#### What is required
Print the data that follows exactly.

Dataset items:
----------

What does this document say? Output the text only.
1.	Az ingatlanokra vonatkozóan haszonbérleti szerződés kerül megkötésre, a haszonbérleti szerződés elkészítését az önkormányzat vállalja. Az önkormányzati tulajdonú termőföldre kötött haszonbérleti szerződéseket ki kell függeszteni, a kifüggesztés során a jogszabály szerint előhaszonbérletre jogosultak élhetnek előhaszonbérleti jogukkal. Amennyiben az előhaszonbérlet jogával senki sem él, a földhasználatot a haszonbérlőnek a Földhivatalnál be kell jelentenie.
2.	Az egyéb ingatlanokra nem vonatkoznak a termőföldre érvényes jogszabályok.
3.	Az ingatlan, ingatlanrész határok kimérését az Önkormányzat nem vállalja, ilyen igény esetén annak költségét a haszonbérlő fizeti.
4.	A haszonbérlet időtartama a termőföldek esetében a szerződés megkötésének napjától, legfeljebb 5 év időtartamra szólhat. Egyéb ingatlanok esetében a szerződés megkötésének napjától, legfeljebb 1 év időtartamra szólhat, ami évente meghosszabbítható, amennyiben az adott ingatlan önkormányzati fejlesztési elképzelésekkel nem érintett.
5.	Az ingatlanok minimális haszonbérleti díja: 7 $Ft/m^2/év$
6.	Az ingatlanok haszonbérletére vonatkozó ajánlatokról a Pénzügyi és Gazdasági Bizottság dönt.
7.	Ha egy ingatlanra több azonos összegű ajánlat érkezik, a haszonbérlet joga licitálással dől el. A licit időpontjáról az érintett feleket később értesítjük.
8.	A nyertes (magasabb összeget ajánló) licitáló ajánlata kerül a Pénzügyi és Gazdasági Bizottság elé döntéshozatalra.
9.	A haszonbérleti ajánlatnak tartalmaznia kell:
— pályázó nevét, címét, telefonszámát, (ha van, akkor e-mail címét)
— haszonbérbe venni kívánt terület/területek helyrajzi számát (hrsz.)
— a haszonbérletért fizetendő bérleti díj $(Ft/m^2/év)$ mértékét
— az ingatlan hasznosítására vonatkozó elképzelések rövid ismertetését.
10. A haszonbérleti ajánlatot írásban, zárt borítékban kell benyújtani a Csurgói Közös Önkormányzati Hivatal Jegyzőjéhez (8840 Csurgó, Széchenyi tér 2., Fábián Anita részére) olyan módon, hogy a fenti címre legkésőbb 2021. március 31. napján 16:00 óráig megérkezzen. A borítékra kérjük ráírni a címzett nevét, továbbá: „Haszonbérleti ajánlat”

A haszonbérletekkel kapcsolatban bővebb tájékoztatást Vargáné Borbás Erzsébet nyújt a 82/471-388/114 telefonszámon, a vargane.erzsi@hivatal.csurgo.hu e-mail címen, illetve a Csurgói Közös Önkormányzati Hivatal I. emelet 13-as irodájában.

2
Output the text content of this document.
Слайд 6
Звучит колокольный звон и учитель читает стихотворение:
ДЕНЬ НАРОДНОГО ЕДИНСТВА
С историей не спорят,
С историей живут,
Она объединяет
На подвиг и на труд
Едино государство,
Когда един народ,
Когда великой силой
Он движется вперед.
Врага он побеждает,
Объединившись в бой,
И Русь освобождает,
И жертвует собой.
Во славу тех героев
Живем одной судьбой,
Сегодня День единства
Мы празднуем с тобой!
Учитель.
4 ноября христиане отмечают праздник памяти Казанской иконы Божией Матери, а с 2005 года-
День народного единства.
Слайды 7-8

----------

#### Task result
What does this document say? Output the text only.
1.	Az ingatlanokra vonatkozóan haszonbérleti szerződés kerül megkötésre, a haszonbérleti szerződés elkészítését az önkormányzat vállalja. Az önkormányzati tulajdonú termőföldre kötött haszonbérleti szerződéseket ki kell függeszteni, a kifüggesztés során a jogszabály szerint előhaszonbérletre jogosultak élhetnek előhaszonbérleti jogukkal. Amennyiben az előhaszonbérlet jogával senki sem él, a földhasználatot a haszonbérlőnek a Földhivatalnál be kell jelentenie.
2.	Az egyéb ingatlanokra nem vonatkoznak a termőföldre érvényes jogszabályok.
3.	Az ingatlan, ingatlanrész határok kimérését az Önkormányzat nem vállalja, ilyen igény esetén annak költségét a haszonbérlő fizeti.
4.	A haszonbérlet időtartama a termőföldek esetében a szerződés megkötésének napjától, legfeljebb 5 év időtartamra szólhat. Egyéb ingatlanok esetében a szerződés megkötésének napjától, legfeljebb 1 év időtartamra szólhat, ami évente meghosszabbítható, amennyiben az adott ingatlan önkormányzati fejlesztési elképzelésekkel nem érintett.
5.	Az ingatlanok minimális haszonbérleti díja: 7 $Ft/m^2/év$
6.	Az ingatlanok haszonbérletére vonatkozó ajánlatokról a Pénzügyi és Gazdasági Bizottság dönt.
7.	Ha egy ingatlanra több azonos összegű ajánlat érkezik, a haszonbérlet joga licitálással dől el. A licit időpontjáról az érintett feleket később értesítjük.
8.	A nyertes (magasabb összeget ajánló) licitáló ajánlata kerül a Pénzügyi és Gazdasági Bizottság elé döntéshozatalra.
9.	A haszonbérleti ajánlatnak tartalmaznia kell:
— pályázó nevét, címét, telefonszámát, (ha van, akkor e-mail címét)
— haszonbérbe venni kívánt terület/területek helyrajzi számát (hrsz.)
— a haszonbérletért fizetendő bérleti díj $(Ft/m^2/év)$ mértékét
— az ingatlan hasznosítására vonatkozó elképzelések rövid ismertetését.
10. A haszonbérleti ajánlatot írásban, zárt borítékban kell benyújtani a Csurgói Közös Önkormányzati Hivatal Jegyzőjéhez (8840 Csurgó, Széchenyi tér 2., Fábián Anita részére) olyan módon, hogy a fenti címre legkésőbb 2021. március 31. napján 16:00 óráig megérkezzen. A borítékra kérjük ráírni a címzett nevét, továbbá: „Haszonbérleti ajánlat”

A haszonbérletekkel kapcsolatban bővebb tájékoztatást Vargáné Borbás Erzsébet nyújt a 82/471-388/114 telefonszámon, a vargane.erzsi@hivatal.csurgo.hu e-mail címen, illetve a Csurgói Közös Önkormányzati Hivatal I. emelet 13-as irodájában.

2
Output the text content of this document.
Слайд 6
Звучит колокольный звон и учитель читает стихотворение:
ДЕНЬ НАРОДНОГО ЕДИНСТВА
С историей не спорят,
С историей живут,
Она объединяет
На подвиг и на труд
Едино государство,
Когда един народ,
Когда великой силой
Он движется вперед.
Врага он побеждает,
Объединившись в бой,
И Русь освобождает,
И жертвует собой.
Во славу тех героев
Живем одной судьбой,
Сегодня День единства
Мы празднуем с тобой!
Учитель.
4 ноября христиане отмечают праздник памяти Казанской иконы Божией Матери, а с 2005 года-
День народного единства.
Слайды 7-8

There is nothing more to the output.